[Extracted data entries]
▼▼▼
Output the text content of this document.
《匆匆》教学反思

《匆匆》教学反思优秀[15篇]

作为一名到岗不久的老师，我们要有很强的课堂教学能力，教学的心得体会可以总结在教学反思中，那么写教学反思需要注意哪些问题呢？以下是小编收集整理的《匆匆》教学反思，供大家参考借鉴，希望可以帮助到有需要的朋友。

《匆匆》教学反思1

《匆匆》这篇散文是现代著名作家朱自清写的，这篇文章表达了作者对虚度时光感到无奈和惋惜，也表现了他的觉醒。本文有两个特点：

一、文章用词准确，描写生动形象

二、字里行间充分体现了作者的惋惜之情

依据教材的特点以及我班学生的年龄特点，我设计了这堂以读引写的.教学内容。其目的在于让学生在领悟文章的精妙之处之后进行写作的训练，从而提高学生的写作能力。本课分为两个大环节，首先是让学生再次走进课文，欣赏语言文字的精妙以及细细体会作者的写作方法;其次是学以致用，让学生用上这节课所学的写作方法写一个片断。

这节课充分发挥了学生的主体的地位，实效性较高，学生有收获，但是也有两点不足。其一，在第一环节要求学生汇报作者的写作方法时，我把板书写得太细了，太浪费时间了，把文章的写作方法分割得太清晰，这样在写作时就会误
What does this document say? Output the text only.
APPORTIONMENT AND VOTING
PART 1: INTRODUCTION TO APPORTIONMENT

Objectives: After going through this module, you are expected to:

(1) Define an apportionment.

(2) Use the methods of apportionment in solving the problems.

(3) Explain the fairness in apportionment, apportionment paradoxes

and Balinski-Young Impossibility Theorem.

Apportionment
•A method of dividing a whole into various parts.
▲▲▲
◆ Exercise requirements
Retype every record above exactly as it appears.

◆ Output for this task
Output the text content of this document.
《匆匆》教学反思

《匆匆》教学反思优秀[15篇]

作为一名到岗不久的老师，我们要有很强的课堂教学能力，教学的心得体会可以总结在教学反思中，那么写教学反思需要注意哪些问题呢？以下是小编收集整理的《匆匆》教学反思，供大家参考借鉴，希望可以帮助到有需要的朋友。

《匆匆》教学反思1

《匆匆》这篇散文是现代著名作家朱自清写的，这篇文章表达了作者对虚度时光感到无奈和惋惜，也表现了他的觉醒。本文有两个特点：

一、文章用词准确，描写生动形象

二、字里行间充分体现了作者的惋惜之情

依据教材的特点以及我班学生的年龄特点，我设计了这堂以读引写的.教学内容。其目的在于让学生在领悟文章的精妙之处之后进行写作的训练，从而提高学生的写作能力。本课分为两个大环节，首先是让学生再次走进课文，欣赏语言文字的精妙以及细细体会作者的写作方法;其次是学以致用，让学生用上这节课所学的写作方法写一个片断。

这节课充分发挥了学生的主体的地位，实效性较高，学生有收获，但是也有两点不足。其一，在第一环节要求学生汇报作者的写作方法时，我把板书写得太细了，太浪费时间了，把文章的写作方法分割得太清晰，这样在写作时就会误
What does this document say? Output the text only.
APPORTIONMENT AND VOTING
PART 1: INTRODUCTION TO APPORTIONMENT

Objectives: After going through this module, you are expected to:

(1) Define an apportionment.

(2) Use the methods of apportionment in solving the problems.

(3) Explain the fairness in apportionment, apportionment paradoxes

and Balinski-Young Impossibility Theorem.

Apportionment
•A method of dividing a whole into various parts.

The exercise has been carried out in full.